AIM>
Copy every line with the string "Physician" in it.

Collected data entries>

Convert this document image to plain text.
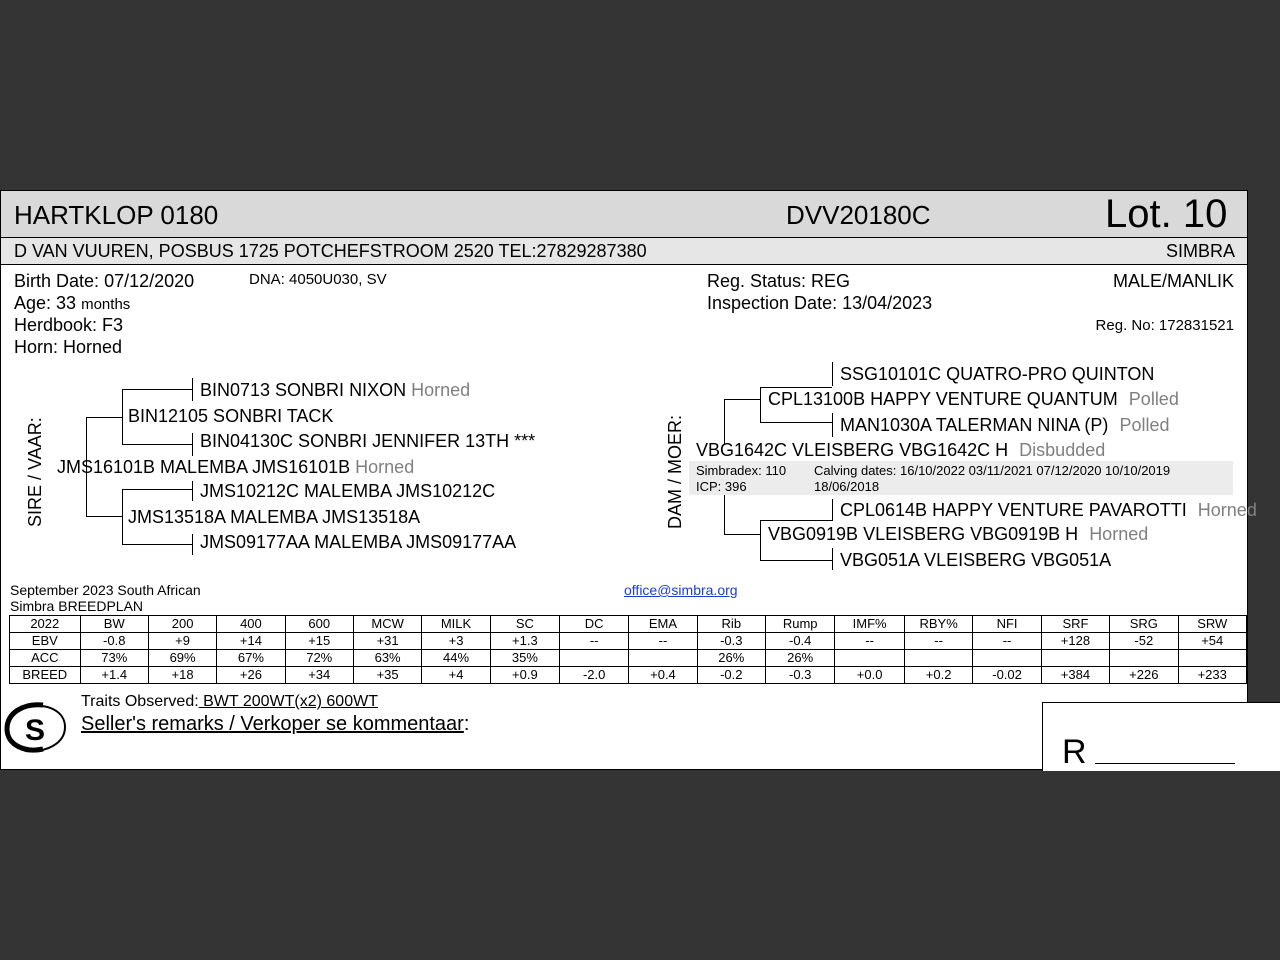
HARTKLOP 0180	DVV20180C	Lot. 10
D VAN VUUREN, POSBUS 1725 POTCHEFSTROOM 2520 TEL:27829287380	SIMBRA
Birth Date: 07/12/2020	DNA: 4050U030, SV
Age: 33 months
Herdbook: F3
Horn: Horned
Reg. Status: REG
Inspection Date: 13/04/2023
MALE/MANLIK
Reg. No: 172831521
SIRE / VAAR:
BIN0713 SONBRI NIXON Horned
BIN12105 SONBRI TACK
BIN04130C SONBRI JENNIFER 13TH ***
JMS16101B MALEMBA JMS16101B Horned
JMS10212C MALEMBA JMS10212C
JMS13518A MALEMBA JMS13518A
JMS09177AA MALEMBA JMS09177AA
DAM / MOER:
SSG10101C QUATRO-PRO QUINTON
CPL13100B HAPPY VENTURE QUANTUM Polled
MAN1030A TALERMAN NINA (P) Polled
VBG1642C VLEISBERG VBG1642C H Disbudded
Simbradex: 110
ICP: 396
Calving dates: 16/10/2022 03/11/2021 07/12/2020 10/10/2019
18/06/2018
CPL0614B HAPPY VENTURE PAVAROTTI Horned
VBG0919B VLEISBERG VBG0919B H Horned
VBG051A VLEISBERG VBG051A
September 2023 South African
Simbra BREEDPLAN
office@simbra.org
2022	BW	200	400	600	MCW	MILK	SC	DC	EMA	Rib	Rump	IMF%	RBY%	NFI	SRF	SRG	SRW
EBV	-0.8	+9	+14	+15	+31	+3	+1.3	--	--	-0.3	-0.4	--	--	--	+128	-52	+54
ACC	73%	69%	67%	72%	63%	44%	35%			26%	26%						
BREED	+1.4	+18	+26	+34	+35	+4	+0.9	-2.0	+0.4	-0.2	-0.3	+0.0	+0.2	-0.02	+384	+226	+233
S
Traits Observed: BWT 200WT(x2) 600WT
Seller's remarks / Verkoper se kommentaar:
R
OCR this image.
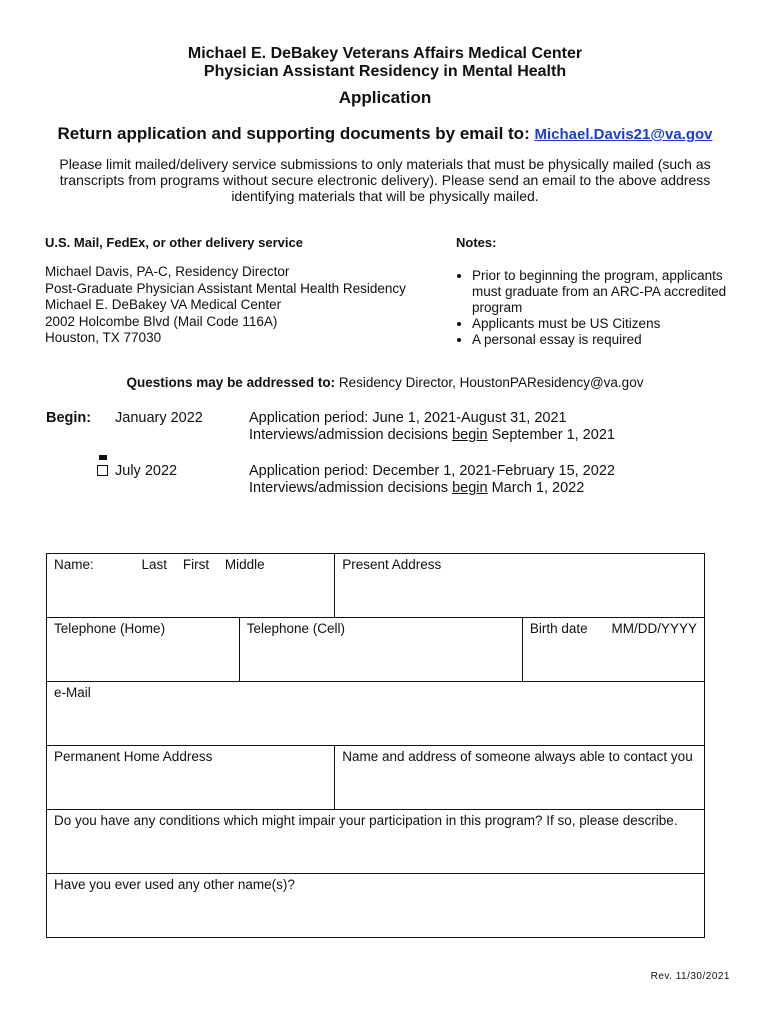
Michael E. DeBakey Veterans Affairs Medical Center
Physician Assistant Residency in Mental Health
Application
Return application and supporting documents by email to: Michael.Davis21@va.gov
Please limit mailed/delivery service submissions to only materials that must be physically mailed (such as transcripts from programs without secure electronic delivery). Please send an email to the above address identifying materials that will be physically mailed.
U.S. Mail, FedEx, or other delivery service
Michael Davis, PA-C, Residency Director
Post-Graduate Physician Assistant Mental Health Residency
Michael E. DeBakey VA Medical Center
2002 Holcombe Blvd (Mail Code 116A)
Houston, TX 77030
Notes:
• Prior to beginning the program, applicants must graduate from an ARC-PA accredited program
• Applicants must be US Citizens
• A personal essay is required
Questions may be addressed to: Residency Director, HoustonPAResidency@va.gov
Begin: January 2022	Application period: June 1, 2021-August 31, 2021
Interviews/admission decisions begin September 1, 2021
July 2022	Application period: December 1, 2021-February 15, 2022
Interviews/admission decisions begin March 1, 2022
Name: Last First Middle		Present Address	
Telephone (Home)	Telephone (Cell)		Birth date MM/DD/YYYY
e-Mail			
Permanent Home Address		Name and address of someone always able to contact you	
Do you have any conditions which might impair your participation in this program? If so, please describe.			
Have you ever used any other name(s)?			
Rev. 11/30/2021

WORKED SOLUTION>
Physician Assistant Residency in Mental Health
Post-Graduate Physician Assistant Mental Health Residency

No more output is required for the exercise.